**PROVIDED DATA**
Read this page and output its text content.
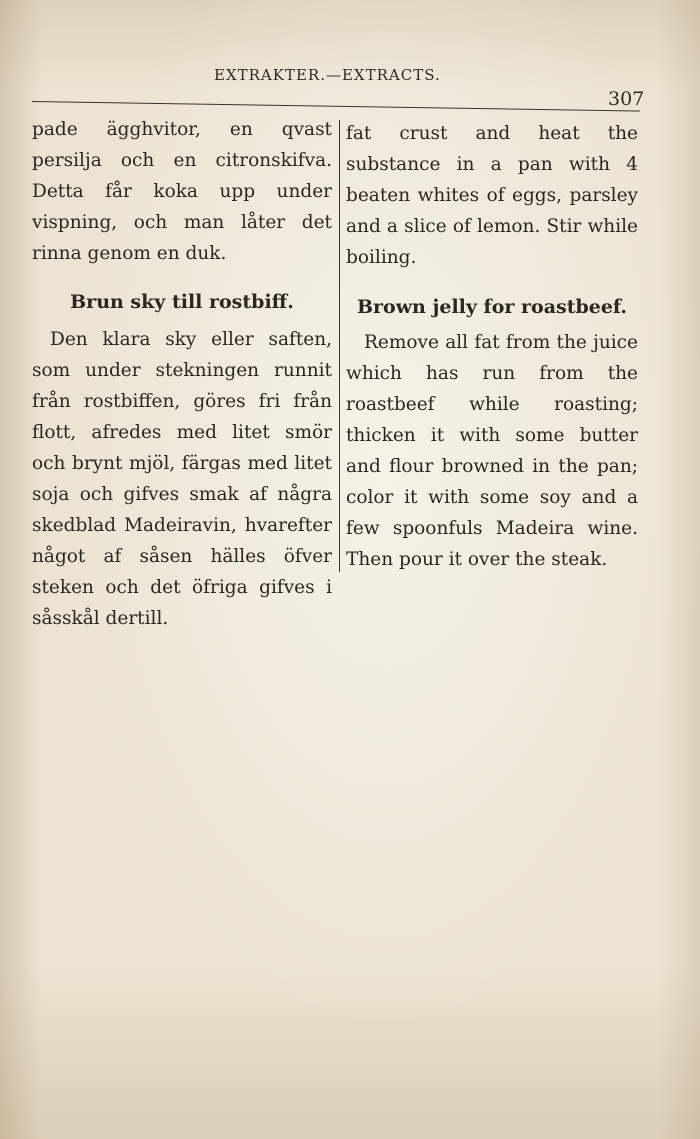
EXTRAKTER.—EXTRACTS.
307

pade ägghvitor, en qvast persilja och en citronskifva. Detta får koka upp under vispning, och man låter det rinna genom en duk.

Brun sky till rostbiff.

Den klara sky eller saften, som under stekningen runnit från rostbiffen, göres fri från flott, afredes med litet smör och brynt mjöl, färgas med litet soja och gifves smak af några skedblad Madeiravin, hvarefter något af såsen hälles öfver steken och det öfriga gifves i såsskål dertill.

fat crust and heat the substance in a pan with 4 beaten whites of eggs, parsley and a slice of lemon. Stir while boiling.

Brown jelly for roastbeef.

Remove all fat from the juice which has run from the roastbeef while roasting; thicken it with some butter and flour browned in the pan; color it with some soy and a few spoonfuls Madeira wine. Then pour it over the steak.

**YOUR ASSIGNMENT**
Wherever the string "roastbeef" occurs in the records, copy the line it is in.

**SOLUTION**
Brown jelly for roastbeef.
Remove all fat from the juice which has run from the roastbeef while roasting; thicken it with some butter and flour browned in the pan; color it with some soy and a few spoonfuls Madeira wine. Then pour it over the steak.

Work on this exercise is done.